Begin LISTING

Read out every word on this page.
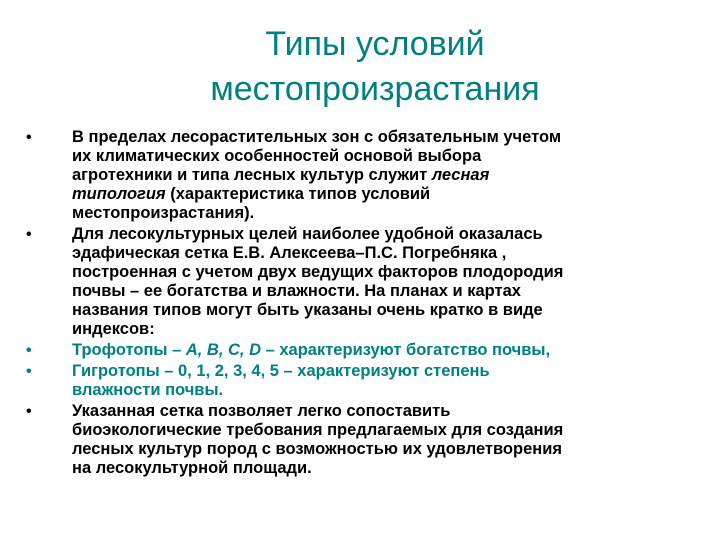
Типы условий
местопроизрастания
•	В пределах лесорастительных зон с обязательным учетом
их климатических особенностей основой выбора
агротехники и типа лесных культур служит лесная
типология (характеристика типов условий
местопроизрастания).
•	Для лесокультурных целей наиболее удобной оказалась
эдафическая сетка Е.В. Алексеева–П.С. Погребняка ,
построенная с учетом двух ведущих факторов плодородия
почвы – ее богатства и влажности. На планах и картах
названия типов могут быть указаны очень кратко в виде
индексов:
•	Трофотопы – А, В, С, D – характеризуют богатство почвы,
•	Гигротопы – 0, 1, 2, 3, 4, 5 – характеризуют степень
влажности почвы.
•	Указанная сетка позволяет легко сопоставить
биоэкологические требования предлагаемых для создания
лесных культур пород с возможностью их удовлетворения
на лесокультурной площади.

End LISTING

● PROBLEM DETAILS:
Replicate the material above verbatim; images stay out of the copy.

● FINISHED ANSWER:
Read out every word on this page.
Типы условий
местопроизрастания
•	В пределах лесорастительных зон с обязательным учетом
их климатических особенностей основой выбора
агротехники и типа лесных культур служит лесная
типология (характеристика типов условий
местопроизрастания).
•	Для лесокультурных целей наиболее удобной оказалась
эдафическая сетка Е.В. Алексеева–П.С. Погребняка ,
построенная с учетом двух ведущих факторов плодородия
почвы – ее богатства и влажности. На планах и картах
названия типов могут быть указаны очень кратко в виде
индексов:
•	Трофотопы – А, В, С, D – характеризуют богатство почвы,
•	Гигротопы – 0, 1, 2, 3, 4, 5 – характеризуют степень
влажности почвы.
•	Указанная сетка позволяет легко сопоставить
биоэкологические требования предлагаемых для создания
лесных культур пород с возможностью их удовлетворения
на лесокультурной площади.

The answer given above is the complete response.